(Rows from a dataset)
>>>
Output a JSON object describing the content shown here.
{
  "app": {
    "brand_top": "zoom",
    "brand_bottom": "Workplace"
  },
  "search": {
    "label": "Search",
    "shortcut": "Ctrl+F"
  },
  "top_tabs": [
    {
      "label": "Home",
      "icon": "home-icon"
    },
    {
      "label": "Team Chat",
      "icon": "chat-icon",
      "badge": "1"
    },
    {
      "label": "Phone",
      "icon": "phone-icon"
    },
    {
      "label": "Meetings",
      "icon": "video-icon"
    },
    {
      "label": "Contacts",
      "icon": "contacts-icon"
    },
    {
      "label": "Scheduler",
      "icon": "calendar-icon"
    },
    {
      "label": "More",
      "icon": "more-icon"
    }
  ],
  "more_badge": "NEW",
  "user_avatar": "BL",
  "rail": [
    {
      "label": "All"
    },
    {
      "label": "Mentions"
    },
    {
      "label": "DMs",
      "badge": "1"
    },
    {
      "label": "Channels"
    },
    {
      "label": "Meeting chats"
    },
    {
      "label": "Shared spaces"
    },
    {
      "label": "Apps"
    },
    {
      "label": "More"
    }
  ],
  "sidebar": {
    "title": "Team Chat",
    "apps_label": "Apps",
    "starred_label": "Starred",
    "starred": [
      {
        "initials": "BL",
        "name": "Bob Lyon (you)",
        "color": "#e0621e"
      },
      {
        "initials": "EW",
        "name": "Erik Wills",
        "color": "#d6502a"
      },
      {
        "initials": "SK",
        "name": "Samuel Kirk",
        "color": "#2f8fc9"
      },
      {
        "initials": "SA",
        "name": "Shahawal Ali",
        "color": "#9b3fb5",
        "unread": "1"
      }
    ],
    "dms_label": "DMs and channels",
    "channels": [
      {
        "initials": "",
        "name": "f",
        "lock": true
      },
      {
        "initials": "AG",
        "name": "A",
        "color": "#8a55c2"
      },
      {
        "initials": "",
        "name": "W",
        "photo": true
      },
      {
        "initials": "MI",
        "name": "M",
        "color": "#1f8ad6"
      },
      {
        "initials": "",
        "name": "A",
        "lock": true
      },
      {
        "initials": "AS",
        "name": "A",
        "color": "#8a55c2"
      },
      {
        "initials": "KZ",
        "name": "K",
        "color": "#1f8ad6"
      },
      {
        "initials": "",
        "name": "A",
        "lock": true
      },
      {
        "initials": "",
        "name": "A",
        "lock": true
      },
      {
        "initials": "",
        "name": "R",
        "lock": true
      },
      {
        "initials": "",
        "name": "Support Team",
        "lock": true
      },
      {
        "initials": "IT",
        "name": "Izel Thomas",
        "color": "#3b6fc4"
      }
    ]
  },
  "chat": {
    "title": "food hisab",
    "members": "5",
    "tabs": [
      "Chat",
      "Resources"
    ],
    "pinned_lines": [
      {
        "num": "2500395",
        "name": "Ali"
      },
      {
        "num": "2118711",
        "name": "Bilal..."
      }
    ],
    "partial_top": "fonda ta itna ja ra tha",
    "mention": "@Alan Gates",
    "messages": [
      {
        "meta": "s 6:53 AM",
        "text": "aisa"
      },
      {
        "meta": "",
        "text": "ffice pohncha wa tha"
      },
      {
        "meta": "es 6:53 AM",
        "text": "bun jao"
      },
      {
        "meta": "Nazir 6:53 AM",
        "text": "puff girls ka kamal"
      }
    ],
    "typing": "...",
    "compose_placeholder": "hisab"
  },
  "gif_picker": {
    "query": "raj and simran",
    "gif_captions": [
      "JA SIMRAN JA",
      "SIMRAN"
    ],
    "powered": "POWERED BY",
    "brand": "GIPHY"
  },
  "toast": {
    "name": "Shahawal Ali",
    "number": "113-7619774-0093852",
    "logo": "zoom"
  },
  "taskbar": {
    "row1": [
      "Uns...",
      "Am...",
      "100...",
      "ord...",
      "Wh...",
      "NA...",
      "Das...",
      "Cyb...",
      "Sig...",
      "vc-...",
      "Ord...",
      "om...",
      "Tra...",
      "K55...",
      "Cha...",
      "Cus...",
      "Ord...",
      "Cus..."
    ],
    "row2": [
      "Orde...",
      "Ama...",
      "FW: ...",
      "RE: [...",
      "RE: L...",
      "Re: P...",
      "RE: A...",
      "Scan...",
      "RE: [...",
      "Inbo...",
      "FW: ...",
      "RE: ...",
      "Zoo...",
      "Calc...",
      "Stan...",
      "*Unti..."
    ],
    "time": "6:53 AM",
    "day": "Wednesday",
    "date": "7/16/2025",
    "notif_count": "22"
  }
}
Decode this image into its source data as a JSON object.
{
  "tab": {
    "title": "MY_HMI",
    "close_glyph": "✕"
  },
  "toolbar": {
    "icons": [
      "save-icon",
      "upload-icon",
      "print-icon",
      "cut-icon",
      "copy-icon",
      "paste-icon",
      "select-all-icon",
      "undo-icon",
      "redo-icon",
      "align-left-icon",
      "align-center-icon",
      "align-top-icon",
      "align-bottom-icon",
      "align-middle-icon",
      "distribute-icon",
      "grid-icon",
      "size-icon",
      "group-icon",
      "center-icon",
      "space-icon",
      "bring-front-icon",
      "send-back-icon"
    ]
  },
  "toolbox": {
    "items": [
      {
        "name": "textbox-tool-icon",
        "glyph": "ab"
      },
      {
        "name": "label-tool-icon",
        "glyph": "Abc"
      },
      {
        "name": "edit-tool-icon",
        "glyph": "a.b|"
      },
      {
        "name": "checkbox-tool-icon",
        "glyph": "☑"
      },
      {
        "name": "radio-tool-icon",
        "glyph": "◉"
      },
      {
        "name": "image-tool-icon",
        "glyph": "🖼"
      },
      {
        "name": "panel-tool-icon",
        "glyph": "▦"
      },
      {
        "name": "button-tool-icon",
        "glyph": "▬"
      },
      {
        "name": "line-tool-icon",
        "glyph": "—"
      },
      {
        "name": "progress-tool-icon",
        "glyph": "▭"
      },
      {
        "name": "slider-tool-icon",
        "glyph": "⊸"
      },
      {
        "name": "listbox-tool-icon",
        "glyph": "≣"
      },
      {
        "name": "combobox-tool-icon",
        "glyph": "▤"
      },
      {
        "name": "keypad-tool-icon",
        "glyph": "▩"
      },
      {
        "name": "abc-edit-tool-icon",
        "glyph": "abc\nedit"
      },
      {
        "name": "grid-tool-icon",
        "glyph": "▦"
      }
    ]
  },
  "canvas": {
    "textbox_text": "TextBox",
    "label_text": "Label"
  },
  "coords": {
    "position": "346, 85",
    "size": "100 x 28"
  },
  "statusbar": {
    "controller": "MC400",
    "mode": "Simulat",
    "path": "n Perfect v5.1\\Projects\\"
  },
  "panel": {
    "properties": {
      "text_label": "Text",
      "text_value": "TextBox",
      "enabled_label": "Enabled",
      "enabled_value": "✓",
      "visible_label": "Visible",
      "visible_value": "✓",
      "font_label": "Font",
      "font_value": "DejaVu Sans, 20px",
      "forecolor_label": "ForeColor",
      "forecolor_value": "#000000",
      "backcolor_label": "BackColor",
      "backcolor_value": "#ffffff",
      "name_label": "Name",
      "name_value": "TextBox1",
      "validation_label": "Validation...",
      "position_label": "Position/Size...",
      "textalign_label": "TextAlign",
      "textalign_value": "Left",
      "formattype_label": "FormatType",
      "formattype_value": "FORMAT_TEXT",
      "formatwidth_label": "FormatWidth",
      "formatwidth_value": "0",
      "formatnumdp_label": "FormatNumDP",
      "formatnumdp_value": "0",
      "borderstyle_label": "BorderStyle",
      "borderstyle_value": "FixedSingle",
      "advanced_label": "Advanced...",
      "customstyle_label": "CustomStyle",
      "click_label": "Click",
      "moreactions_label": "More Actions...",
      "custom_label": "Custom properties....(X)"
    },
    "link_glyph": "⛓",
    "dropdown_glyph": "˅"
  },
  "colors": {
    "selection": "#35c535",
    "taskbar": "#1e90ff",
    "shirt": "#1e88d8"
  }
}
<<<
PROMPT>
Write out each line of the data that holds the string "image".

PROBLEM SOLUTION>
Decode this image into its source data as a JSON object.
        "name": "image-tool-icon",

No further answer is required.